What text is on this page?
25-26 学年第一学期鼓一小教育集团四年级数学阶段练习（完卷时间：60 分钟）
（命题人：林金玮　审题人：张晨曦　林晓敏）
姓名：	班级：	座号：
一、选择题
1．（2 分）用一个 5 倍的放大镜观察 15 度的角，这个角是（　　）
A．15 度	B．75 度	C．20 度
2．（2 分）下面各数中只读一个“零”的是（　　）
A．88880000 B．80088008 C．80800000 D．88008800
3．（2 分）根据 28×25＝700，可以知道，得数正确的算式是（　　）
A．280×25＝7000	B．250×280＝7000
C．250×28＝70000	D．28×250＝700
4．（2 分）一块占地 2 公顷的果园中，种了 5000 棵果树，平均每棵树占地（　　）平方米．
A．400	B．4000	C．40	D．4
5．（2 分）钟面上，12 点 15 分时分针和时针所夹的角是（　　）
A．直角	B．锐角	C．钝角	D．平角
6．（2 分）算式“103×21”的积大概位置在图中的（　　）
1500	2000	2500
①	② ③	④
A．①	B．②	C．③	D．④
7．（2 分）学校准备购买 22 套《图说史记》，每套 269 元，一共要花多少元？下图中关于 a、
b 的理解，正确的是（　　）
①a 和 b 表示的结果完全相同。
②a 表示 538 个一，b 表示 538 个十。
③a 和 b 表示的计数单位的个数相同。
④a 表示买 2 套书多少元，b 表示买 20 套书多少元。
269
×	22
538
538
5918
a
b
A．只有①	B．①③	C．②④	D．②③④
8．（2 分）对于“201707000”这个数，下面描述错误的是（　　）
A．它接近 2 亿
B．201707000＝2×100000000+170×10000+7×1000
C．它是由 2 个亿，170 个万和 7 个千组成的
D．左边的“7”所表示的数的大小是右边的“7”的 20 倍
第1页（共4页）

#### [TASK DIRECTIONS]
Word for word, write out all of the data above.

#### [RESULT OF THE TASK]
What text is on this page?
25-26 学年第一学期鼓一小教育集团四年级数学阶段练习（完卷时间：60 分钟）
（命题人：林金玮　审题人：张晨曦　林晓敏）
姓名：	班级：	座号：
一、选择题
1．（2 分）用一个 5 倍的放大镜观察 15 度的角，这个角是（　　）
A．15 度	B．75 度	C．20 度
2．（2 分）下面各数中只读一个“零”的是（　　）
A．88880000 B．80088008 C．80800000 D．88008800
3．（2 分）根据 28×25＝700，可以知道，得数正确的算式是（　　）
A．280×25＝7000	B．250×280＝7000
C．250×28＝70000	D．28×250＝700
4．（2 分）一块占地 2 公顷的果园中，种了 5000 棵果树，平均每棵树占地（　　）平方米．
A．400	B．4000	C．40	D．4
5．（2 分）钟面上，12 点 15 分时分针和时针所夹的角是（　　）
A．直角	B．锐角	C．钝角	D．平角
6．（2 分）算式“103×21”的积大概位置在图中的（　　）
1500	2000	2500
①	② ③	④
A．①	B．②	C．③	D．④
7．（2 分）学校准备购买 22 套《图说史记》，每套 269 元，一共要花多少元？下图中关于 a、
b 的理解，正确的是（　　）
①a 和 b 表示的结果完全相同。
②a 表示 538 个一，b 表示 538 个十。
③a 和 b 表示的计数单位的个数相同。
④a 表示买 2 套书多少元，b 表示买 20 套书多少元。
269
×	22
538
538
5918
a
b
A．只有①	B．①③	C．②④	D．②③④
8．（2 分）对于“201707000”这个数，下面描述错误的是（　　）
A．它接近 2 亿
B．201707000＝2×100000000+170×10000+7×1000
C．它是由 2 个亿，170 个万和 7 个千组成的
D．左边的“7”所表示的数的大小是右边的“7”的 20 倍
第1页（共4页）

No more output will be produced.